### [Stated goal]
From the entries that follow, extract each line holding the string "this".
## START Data supplied
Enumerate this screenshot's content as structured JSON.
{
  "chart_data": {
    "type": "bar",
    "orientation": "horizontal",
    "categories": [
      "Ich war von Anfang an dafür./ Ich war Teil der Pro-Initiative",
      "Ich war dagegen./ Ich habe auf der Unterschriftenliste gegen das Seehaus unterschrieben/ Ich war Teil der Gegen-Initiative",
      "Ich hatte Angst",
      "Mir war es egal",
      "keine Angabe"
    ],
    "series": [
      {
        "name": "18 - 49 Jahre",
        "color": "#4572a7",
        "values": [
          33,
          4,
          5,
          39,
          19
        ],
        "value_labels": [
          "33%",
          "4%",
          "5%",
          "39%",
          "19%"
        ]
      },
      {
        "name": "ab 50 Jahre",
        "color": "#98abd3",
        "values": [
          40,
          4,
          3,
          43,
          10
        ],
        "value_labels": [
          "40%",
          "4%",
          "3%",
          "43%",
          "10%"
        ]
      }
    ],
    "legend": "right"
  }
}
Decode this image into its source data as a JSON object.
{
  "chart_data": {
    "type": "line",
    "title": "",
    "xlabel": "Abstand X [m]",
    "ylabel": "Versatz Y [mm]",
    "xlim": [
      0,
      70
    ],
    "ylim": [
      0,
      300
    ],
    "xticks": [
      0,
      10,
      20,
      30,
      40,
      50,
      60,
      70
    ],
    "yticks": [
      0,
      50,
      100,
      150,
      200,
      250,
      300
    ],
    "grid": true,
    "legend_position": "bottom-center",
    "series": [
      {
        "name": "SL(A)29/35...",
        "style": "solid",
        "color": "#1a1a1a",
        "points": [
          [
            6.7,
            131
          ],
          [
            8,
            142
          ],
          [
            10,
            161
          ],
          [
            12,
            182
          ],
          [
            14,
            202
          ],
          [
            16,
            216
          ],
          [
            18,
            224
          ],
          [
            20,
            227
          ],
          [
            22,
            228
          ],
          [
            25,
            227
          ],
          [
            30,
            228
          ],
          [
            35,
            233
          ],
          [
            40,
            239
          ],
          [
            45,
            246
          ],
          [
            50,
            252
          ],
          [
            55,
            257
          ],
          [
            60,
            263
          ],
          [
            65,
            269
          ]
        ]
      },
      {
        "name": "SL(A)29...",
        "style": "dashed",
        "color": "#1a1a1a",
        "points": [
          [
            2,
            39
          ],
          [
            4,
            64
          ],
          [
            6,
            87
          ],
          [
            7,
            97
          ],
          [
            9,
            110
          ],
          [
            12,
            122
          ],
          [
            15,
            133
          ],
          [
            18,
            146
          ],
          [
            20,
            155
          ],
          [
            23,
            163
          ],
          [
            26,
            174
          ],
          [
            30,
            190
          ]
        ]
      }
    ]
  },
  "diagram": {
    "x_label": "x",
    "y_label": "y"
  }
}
## END Data supplied
### [Exercise answer]
Enumerate this screenshot's content as structured JSON.
Decode this image into its source data as a JSON object.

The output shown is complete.